▶ _What is needed_:
Quote the rows from the one containing "69, 528, 82]" through the one containing "text-line: opening ramp", both included, without altering anything in them.

= = = = =

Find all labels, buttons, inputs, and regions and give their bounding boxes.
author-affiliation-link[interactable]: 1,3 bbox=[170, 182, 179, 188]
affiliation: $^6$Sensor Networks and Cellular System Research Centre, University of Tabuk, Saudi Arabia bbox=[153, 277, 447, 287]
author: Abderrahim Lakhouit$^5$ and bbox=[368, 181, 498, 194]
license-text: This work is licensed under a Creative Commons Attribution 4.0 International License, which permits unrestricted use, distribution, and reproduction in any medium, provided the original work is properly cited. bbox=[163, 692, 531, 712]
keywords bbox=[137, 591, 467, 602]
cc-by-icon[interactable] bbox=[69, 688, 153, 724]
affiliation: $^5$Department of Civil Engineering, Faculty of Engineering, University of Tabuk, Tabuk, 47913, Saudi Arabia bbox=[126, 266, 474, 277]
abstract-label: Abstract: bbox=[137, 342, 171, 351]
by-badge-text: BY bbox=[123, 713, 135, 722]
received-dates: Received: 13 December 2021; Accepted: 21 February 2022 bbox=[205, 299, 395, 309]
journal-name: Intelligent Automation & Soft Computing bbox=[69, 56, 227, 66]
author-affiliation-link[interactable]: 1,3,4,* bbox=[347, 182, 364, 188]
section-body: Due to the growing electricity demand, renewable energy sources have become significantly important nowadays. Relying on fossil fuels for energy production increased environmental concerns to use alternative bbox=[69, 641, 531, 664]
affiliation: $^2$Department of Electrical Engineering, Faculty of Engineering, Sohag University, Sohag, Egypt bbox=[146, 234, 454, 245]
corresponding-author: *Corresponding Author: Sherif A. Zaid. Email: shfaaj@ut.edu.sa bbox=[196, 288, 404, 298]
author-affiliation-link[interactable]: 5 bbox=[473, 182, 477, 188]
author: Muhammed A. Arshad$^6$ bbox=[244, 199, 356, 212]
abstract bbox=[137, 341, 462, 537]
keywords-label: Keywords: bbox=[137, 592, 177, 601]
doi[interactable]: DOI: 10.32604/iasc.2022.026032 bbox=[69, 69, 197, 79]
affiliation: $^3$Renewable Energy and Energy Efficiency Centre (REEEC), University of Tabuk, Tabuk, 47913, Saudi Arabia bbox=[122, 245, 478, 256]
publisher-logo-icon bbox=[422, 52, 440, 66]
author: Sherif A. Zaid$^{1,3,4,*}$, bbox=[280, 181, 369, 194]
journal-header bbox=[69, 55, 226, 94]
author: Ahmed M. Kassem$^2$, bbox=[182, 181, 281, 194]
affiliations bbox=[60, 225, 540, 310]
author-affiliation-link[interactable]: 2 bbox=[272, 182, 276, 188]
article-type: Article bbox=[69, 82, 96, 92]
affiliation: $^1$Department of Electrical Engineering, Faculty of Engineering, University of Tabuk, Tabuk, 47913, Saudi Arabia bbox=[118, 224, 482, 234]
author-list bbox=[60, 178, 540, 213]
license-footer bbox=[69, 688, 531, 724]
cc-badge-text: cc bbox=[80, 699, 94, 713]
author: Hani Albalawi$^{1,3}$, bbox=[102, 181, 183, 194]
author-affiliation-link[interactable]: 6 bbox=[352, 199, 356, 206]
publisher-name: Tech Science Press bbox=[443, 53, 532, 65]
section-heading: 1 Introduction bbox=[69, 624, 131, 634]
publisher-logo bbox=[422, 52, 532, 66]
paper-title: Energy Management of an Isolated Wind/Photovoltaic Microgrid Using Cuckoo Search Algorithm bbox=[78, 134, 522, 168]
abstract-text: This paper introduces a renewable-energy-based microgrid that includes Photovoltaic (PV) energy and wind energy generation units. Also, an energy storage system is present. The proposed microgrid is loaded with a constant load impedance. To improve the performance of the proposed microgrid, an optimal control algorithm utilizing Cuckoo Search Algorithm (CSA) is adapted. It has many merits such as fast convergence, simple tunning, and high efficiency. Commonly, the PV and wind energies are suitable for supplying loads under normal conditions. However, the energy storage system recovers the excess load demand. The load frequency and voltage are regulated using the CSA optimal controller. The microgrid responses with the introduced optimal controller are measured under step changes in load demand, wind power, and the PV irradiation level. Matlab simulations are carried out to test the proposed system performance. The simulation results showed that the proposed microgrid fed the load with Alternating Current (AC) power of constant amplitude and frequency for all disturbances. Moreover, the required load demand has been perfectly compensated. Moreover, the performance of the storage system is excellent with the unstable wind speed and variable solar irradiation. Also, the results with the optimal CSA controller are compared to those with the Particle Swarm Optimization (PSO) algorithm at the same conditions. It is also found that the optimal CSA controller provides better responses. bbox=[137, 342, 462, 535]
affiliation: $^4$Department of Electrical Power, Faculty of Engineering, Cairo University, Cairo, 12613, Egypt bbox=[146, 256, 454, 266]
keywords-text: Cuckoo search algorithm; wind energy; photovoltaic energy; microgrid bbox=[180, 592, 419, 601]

= = = = =

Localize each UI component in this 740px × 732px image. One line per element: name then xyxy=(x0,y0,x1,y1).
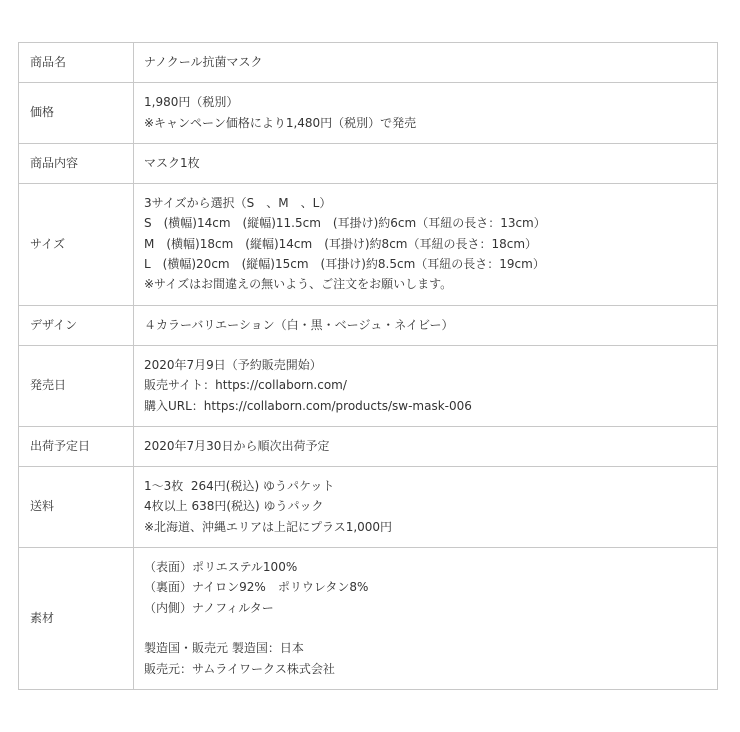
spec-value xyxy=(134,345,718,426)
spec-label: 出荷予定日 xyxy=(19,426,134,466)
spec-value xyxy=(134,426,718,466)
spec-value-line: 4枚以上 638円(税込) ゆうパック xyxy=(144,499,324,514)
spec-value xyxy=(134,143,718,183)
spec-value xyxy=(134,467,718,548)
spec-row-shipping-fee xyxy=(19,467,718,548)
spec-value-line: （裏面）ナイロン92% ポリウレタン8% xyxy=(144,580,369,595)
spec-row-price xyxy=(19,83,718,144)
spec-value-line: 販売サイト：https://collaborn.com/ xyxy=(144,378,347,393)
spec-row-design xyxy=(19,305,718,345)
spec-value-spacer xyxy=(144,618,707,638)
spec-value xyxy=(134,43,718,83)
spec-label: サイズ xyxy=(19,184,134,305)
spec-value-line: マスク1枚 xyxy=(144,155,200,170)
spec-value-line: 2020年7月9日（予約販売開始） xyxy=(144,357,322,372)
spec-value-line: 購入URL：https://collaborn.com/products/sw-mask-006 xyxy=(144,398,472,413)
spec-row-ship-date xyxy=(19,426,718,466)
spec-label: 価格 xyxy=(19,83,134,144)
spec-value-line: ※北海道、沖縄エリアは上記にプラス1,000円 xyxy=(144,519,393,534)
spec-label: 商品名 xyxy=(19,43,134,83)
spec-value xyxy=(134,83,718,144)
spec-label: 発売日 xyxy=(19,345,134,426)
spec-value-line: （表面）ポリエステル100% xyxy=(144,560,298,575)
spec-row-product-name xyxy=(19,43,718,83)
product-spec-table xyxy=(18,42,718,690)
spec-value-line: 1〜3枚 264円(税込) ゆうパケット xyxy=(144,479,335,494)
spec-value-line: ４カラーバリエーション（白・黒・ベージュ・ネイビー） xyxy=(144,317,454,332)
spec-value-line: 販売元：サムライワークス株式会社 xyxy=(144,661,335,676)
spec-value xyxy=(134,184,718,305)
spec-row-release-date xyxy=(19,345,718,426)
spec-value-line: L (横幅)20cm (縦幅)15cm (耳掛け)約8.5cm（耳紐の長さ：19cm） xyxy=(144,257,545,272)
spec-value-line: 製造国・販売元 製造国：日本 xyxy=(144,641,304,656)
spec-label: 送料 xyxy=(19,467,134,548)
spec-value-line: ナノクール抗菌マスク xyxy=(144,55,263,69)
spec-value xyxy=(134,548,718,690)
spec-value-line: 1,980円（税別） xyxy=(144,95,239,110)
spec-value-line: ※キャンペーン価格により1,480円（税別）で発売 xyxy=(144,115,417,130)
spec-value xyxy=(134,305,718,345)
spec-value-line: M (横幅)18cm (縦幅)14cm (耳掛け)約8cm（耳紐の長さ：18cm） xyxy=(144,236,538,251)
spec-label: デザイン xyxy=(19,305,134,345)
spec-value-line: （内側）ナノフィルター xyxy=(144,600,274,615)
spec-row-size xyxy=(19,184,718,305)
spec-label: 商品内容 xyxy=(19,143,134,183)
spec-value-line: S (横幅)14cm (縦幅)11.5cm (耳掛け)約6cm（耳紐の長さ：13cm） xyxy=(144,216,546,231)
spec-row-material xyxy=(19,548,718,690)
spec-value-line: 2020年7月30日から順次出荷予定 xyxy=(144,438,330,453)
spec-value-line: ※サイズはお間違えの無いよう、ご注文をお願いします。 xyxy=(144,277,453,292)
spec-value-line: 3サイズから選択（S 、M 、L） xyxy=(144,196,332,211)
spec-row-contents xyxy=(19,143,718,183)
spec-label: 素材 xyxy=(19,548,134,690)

= = = = =

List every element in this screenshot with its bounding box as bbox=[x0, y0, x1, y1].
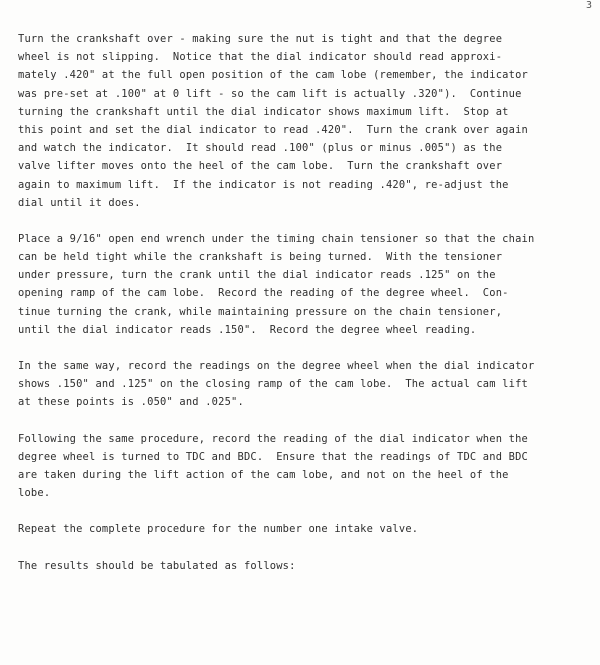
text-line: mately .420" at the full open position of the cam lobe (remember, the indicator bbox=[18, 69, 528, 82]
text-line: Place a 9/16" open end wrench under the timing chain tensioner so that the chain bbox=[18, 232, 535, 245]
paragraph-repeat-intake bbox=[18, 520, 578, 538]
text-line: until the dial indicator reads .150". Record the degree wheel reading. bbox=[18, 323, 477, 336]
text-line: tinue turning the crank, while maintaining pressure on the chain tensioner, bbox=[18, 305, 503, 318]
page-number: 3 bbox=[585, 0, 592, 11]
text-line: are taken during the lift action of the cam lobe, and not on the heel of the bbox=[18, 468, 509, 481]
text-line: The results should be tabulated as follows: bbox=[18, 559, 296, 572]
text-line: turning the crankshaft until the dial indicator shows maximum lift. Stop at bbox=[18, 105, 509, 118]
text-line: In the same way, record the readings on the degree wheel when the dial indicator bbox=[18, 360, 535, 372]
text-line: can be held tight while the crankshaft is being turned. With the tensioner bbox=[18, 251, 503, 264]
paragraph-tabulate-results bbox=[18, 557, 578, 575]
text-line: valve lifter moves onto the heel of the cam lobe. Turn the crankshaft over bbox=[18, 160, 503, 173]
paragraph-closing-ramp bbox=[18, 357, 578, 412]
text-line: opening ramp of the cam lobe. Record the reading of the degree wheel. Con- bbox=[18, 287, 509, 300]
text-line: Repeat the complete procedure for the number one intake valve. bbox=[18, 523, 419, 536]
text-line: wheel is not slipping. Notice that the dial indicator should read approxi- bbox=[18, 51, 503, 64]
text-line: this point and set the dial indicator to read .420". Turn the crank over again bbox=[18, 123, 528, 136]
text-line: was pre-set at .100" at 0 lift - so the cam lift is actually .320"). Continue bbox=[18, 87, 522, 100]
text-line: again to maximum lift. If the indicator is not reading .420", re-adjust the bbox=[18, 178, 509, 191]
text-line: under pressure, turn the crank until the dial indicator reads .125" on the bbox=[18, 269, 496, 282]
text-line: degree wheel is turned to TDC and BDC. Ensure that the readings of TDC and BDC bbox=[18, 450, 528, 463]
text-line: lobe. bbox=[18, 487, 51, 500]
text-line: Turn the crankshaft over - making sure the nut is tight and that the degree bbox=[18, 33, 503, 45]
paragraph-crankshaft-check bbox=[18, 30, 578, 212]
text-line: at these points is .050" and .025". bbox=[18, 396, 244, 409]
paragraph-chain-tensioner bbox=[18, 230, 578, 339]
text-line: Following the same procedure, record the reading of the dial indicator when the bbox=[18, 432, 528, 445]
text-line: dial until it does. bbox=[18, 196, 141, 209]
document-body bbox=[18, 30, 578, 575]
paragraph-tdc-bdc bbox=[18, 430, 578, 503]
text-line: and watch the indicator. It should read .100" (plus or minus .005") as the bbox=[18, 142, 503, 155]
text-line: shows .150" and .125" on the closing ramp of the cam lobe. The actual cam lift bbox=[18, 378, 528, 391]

= = = = =

▶ _Finished exercise_:
text-line: mately .420" at the full open position of the cam lobe (remember, the indicator bbox=[18, 69, 528, 82]
text-line: Place a 9/16" open end wrench under the timing chain tensioner so that the chain bbox=[18, 232, 535, 245]
paragraph-repeat-intake bbox=[18, 520, 578, 538]
text-line: until the dial indicator reads .150". Record the degree wheel reading. bbox=[18, 323, 477, 336]
text-line: tinue turning the crank, while maintaining pressure on the chain tensioner, bbox=[18, 305, 503, 318]
page-number: 3 bbox=[585, 0, 592, 11]
text-line: are taken during the lift action of the cam lobe, and not on the heel of the bbox=[18, 468, 509, 481]
text-line: The results should be tabulated as follows: bbox=[18, 559, 296, 572]
text-line: turning the crankshaft until the dial indicator shows maximum lift. Stop at bbox=[18, 105, 509, 118]
text-line: In the same way, record the readings on the degree wheel when the dial indicator bbox=[18, 360, 535, 372]
text-line: can be held tight while the crankshaft is being turned. With the tensioner bbox=[18, 251, 503, 264]
paragraph-tabulate-results bbox=[18, 557, 578, 575]
text-line: valve lifter moves onto the heel of the cam lobe. Turn the crankshaft over bbox=[18, 160, 503, 173]
paragraph-closing-ramp bbox=[18, 357, 578, 412]
text-line: opening ramp of the cam lobe. Record the reading of the degree wheel. Con- bbox=[18, 287, 509, 300]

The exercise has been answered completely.